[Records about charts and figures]
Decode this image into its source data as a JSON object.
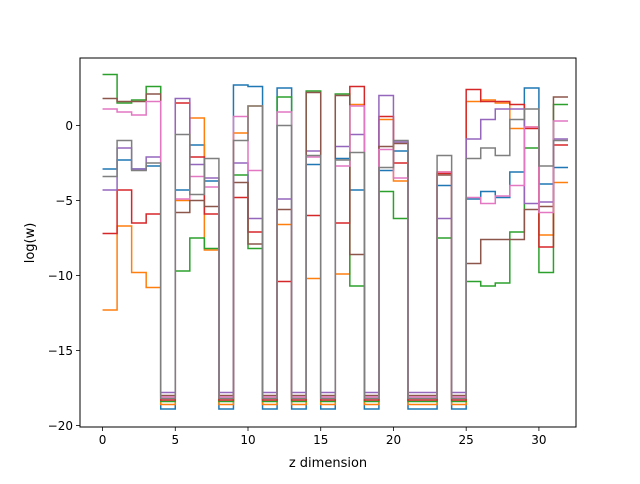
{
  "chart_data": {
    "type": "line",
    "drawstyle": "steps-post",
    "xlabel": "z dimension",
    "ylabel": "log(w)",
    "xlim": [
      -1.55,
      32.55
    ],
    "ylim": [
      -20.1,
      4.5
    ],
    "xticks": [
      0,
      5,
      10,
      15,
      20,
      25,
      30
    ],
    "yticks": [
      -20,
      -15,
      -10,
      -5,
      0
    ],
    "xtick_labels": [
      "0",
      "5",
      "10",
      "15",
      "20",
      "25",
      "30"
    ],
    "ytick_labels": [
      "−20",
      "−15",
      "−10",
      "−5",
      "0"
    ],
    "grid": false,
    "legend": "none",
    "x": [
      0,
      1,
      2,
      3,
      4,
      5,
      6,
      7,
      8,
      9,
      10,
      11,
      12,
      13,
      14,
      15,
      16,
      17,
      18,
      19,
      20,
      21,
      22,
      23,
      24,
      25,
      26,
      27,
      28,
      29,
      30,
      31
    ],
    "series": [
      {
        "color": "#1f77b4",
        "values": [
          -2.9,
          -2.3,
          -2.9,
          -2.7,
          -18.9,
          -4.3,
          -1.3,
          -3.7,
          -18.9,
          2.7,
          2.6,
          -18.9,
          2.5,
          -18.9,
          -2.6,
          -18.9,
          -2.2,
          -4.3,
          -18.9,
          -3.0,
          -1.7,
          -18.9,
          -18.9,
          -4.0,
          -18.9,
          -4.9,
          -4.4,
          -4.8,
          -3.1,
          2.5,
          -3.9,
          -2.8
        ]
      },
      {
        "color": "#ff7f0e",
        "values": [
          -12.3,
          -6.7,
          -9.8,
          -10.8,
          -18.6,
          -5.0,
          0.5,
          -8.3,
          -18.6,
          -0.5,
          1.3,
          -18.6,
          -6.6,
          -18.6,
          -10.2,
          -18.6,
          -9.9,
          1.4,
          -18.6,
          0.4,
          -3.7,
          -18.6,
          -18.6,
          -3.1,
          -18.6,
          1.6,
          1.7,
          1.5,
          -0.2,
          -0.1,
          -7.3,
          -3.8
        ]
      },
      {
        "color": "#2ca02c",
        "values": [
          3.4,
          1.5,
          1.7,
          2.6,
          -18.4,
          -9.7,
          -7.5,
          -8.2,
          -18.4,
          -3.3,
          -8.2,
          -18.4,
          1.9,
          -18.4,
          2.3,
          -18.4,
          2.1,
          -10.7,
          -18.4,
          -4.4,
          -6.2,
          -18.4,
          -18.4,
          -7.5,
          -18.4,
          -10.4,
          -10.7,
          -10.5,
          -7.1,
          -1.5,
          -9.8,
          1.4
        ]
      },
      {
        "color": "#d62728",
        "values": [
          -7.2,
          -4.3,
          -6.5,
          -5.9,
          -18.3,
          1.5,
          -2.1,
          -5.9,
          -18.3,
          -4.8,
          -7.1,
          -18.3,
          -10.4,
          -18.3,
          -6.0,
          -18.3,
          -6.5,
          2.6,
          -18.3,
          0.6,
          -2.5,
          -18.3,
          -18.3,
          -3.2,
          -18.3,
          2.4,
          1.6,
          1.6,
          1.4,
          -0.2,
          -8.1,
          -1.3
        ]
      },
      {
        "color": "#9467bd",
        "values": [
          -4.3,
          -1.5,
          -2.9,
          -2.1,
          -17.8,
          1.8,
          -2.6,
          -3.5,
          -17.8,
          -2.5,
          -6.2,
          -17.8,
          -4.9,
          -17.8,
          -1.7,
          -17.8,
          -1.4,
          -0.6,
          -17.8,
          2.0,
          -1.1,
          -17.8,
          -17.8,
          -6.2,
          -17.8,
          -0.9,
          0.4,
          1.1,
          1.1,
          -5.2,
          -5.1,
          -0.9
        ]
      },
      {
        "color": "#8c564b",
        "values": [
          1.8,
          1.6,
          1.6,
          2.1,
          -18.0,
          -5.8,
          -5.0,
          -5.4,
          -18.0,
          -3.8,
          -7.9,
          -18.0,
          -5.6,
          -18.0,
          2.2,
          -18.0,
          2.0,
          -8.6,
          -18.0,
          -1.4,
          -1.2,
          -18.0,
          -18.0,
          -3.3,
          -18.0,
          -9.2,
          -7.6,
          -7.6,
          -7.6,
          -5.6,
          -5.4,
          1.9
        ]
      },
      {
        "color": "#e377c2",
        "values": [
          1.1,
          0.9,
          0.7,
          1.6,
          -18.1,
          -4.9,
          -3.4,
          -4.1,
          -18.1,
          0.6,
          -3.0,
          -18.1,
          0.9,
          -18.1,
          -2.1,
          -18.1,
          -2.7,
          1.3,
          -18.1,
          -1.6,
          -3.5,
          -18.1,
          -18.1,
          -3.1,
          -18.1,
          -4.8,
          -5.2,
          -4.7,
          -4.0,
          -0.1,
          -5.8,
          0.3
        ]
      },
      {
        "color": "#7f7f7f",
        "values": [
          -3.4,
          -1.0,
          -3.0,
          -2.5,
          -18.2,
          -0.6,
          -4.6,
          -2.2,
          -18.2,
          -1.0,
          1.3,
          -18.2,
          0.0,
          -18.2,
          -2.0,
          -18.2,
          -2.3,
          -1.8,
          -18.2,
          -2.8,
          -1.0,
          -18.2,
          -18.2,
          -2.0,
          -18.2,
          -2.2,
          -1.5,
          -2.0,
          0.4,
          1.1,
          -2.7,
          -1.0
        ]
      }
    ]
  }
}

WHAT IS EXPECTED | Output every entry exactly as given; pictures are not part of the copy.

ANSWER BELOW |
Decode this image into its source data as a JSON object.
{
  "chart_data": {
    "type": "line",
    "drawstyle": "steps-post",
    "xlabel": "z dimension",
    "ylabel": "log(w)",
    "xlim": [
      -1.55,
      32.55
    ],
    "ylim": [
      -20.1,
      4.5
    ],
    "xticks": [
      0,
      5,
      10,
      15,
      20,
      25,
      30
    ],
    "yticks": [
      -20,
      -15,
      -10,
      -5,
      0
    ],
    "xtick_labels": [
      "0",
      "5",
      "10",
      "15",
      "20",
      "25",
      "30"
    ],
    "ytick_labels": [
      "−20",
      "−15",
      "−10",
      "−5",
      "0"
    ],
    "grid": false,
    "legend": "none",
    "x": [
      0,
      1,
      2,
      3,
      4,
      5,
      6,
      7,
      8,
      9,
      10,
      11,
      12,
      13,
      14,
      15,
      16,
      17,
      18,
      19,
      20,
      21,
      22,
      23,
      24,
      25,
      26,
      27,
      28,
      29,
      30,
      31
    ],
    "series": [
      {
        "color": "#1f77b4",
        "values": [
          -2.9,
          -2.3,
          -2.9,
          -2.7,
          -18.9,
          -4.3,
          -1.3,
          -3.7,
          -18.9,
          2.7,
          2.6,
          -18.9,
          2.5,
          -18.9,
          -2.6,
          -18.9,
          -2.2,
          -4.3,
          -18.9,
          -3.0,
          -1.7,
          -18.9,
          -18.9,
          -4.0,
          -18.9,
          -4.9,
          -4.4,
          -4.8,
          -3.1,
          2.5,
          -3.9,
          -2.8
        ]
      },
      {
        "color": "#ff7f0e",
        "values": [
          -12.3,
          -6.7,
          -9.8,
          -10.8,
          -18.6,
          -5.0,
          0.5,
          -8.3,
          -18.6,
          -0.5,
          1.3,
          -18.6,
          -6.6,
          -18.6,
          -10.2,
          -18.6,
          -9.9,
          1.4,
          -18.6,
          0.4,
          -3.7,
          -18.6,
          -18.6,
          -3.1,
          -18.6,
          1.6,
          1.7,
          1.5,
          -0.2,
          -0.1,
          -7.3,
          -3.8
        ]
      },
      {
        "color": "#2ca02c",
        "values": [
          3.4,
          1.5,
          1.7,
          2.6,
          -18.4,
          -9.7,
          -7.5,
          -8.2,
          -18.4,
          -3.3,
          -8.2,
          -18.4,
          1.9,
          -18.4,
          2.3,
          -18.4,
          2.1,
          -10.7,
          -18.4,
          -4.4,
          -6.2,
          -18.4,
          -18.4,
          -7.5,
          -18.4,
          -10.4,
          -10.7,
          -10.5,
          -7.1,
          -1.5,
          -9.8,
          1.4
        ]
      },
      {
        "color": "#d62728",
        "values": [
          -7.2,
          -4.3,
          -6.5,
          -5.9,
          -18.3,
          1.5,
          -2.1,
          -5.9,
          -18.3,
          -4.8,
          -7.1,
          -18.3,
          -10.4,
          -18.3,
          -6.0,
          -18.3,
          -6.5,
          2.6,
          -18.3,
          0.6,
          -2.5,
          -18.3,
          -18.3,
          -3.2,
          -18.3,
          2.4,
          1.6,
          1.6,
          1.4,
          -0.2,
          -8.1,
          -1.3
        ]
      },
      {
        "color": "#9467bd",
        "values": [
          -4.3,
          -1.5,
          -2.9,
          -2.1,
          -17.8,
          1.8,
          -2.6,
          -3.5,
          -17.8,
          -2.5,
          -6.2,
          -17.8,
          -4.9,
          -17.8,
          -1.7,
          -17.8,
          -1.4,
          -0.6,
          -17.8,
          2.0,
          -1.1,
          -17.8,
          -17.8,
          -6.2,
          -17.8,
          -0.9,
          0.4,
          1.1,
          1.1,
          -5.2,
          -5.1,
          -0.9
        ]
      },
      {
        "color": "#8c564b",
        "values": [
          1.8,
          1.6,
          1.6,
          2.1,
          -18.0,
          -5.8,
          -5.0,
          -5.4,
          -18.0,
          -3.8,
          -7.9,
          -18.0,
          -5.6,
          -18.0,
          2.2,
          -18.0,
          2.0,
          -8.6,
          -18.0,
          -1.4,
          -1.2,
          -18.0,
          -18.0,
          -3.3,
          -18.0,
          -9.2,
          -7.6,
          -7.6,
          -7.6,
          -5.6,
          -5.4,
          1.9
        ]
      },
      {
        "color": "#e377c2",
        "values": [
          1.1,
          0.9,
          0.7,
          1.6,
          -18.1,
          -4.9,
          -3.4,
          -4.1,
          -18.1,
          0.6,
          -3.0,
          -18.1,
          0.9,
          -18.1,
          -2.1,
          -18.1,
          -2.7,
          1.3,
          -18.1,
          -1.6,
          -3.5,
          -18.1,
          -18.1,
          -3.1,
          -18.1,
          -4.8,
          -5.2,
          -4.7,
          -4.0,
          -0.1,
          -5.8,
          0.3
        ]
      },
      {
        "color": "#7f7f7f",
        "values": [
          -3.4,
          -1.0,
          -3.0,
          -2.5,
          -18.2,
          -0.6,
          -4.6,
          -2.2,
          -18.2,
          -1.0,
          1.3,
          -18.2,
          0.0,
          -18.2,
          -2.0,
          -18.2,
          -2.3,
          -1.8,
          -18.2,
          -2.8,
          -1.0,
          -18.2,
          -18.2,
          -2.0,
          -18.2,
          -2.2,
          -1.5,
          -2.0,
          0.4,
          1.1,
          -2.7,
          -1.0
        ]
      }
    ]
  }
}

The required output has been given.